### [PROBLEM]
Any pictures in the records below should be skipped; write out everything else exactly.
** Start ENTRIES **
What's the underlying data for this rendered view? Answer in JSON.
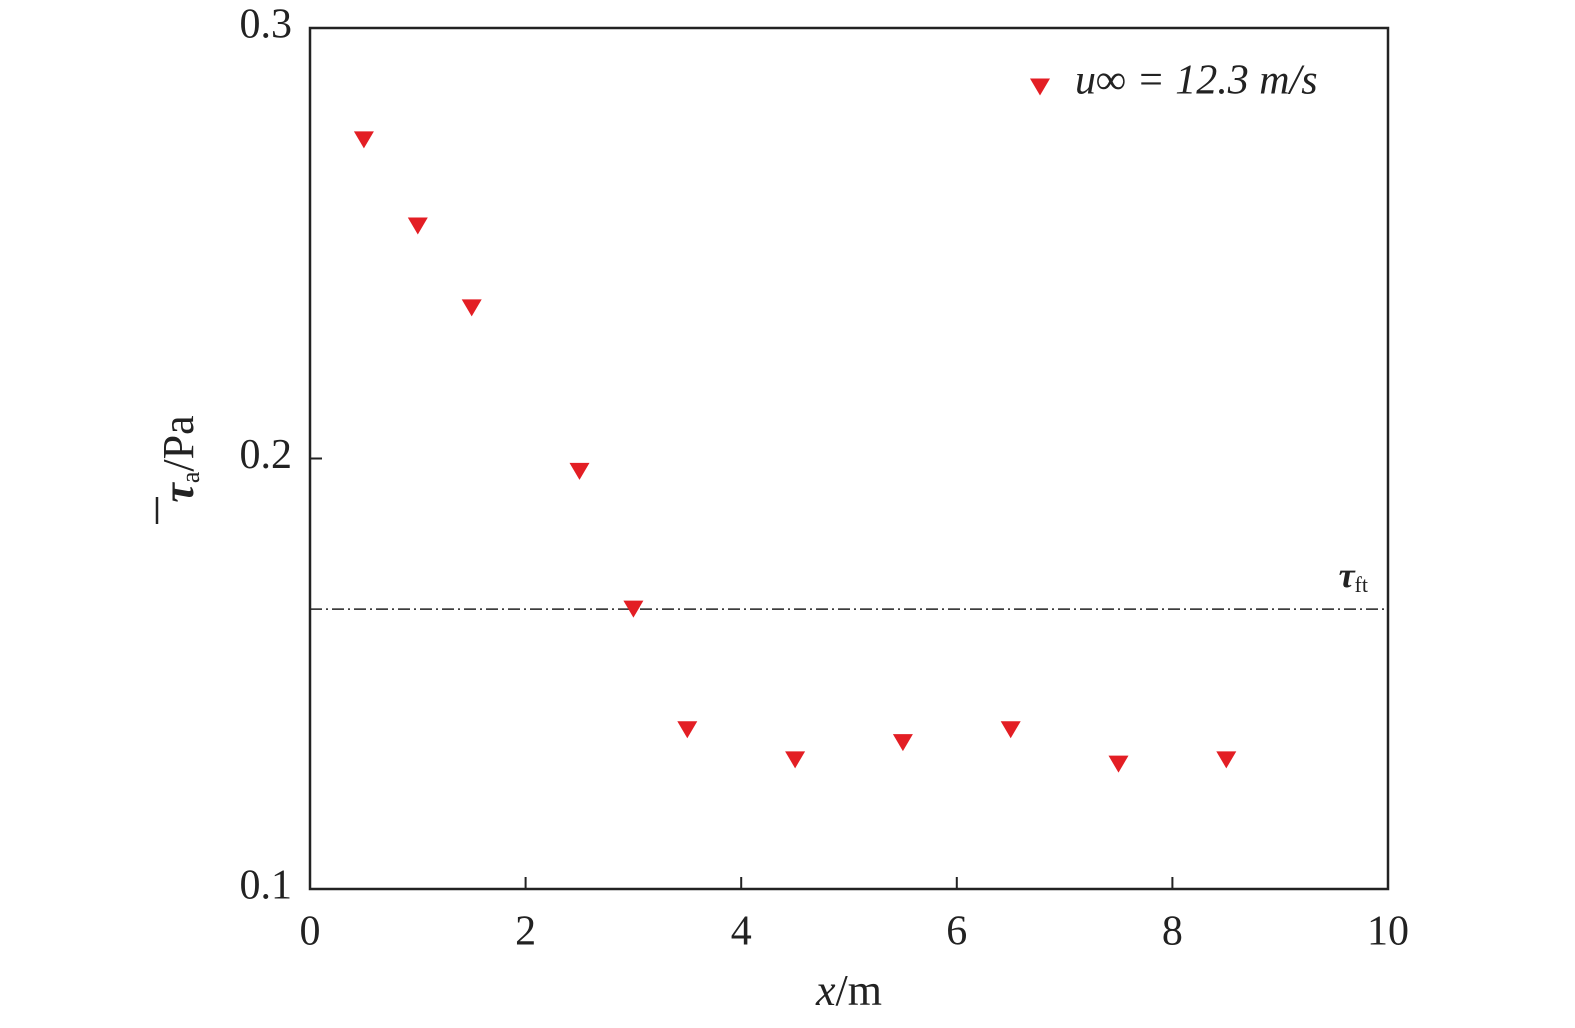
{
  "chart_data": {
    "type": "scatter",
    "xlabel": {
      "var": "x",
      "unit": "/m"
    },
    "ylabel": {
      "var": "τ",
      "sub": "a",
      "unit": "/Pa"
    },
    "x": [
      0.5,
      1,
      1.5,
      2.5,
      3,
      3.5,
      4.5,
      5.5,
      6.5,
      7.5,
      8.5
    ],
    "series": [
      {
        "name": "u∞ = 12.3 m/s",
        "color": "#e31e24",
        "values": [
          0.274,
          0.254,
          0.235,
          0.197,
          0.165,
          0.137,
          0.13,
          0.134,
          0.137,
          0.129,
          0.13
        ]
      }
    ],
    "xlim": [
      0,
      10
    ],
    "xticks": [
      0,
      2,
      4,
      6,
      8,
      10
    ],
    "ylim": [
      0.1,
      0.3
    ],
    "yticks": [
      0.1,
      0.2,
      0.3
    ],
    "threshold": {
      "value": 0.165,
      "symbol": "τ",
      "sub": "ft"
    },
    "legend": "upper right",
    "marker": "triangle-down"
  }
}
** End ENTRIES **
### [IN RESPONSE]
What's the underlying data for this rendered view? Answer in JSON.
{
  "chart_data": {
    "type": "scatter",
    "xlabel": {
      "var": "x",
      "unit": "/m"
    },
    "ylabel": {
      "var": "τ",
      "sub": "a",
      "unit": "/Pa"
    },
    "x": [
      0.5,
      1,
      1.5,
      2.5,
      3,
      3.5,
      4.5,
      5.5,
      6.5,
      7.5,
      8.5
    ],
    "series": [
      {
        "name": "u∞ = 12.3 m/s",
        "color": "#e31e24",
        "values": [
          0.274,
          0.254,
          0.235,
          0.197,
          0.165,
          0.137,
          0.13,
          0.134,
          0.137,
          0.129,
          0.13
        ]
      }
    ],
    "xlim": [
      0,
      10
    ],
    "xticks": [
      0,
      2,
      4,
      6,
      8,
      10
    ],
    "ylim": [
      0.1,
      0.3
    ],
    "yticks": [
      0.1,
      0.2,
      0.3
    ],
    "threshold": {
      "value": 0.165,
      "symbol": "τ",
      "sub": "ft"
    },
    "legend": "upper right",
    "marker": "triangle-down"
  }
}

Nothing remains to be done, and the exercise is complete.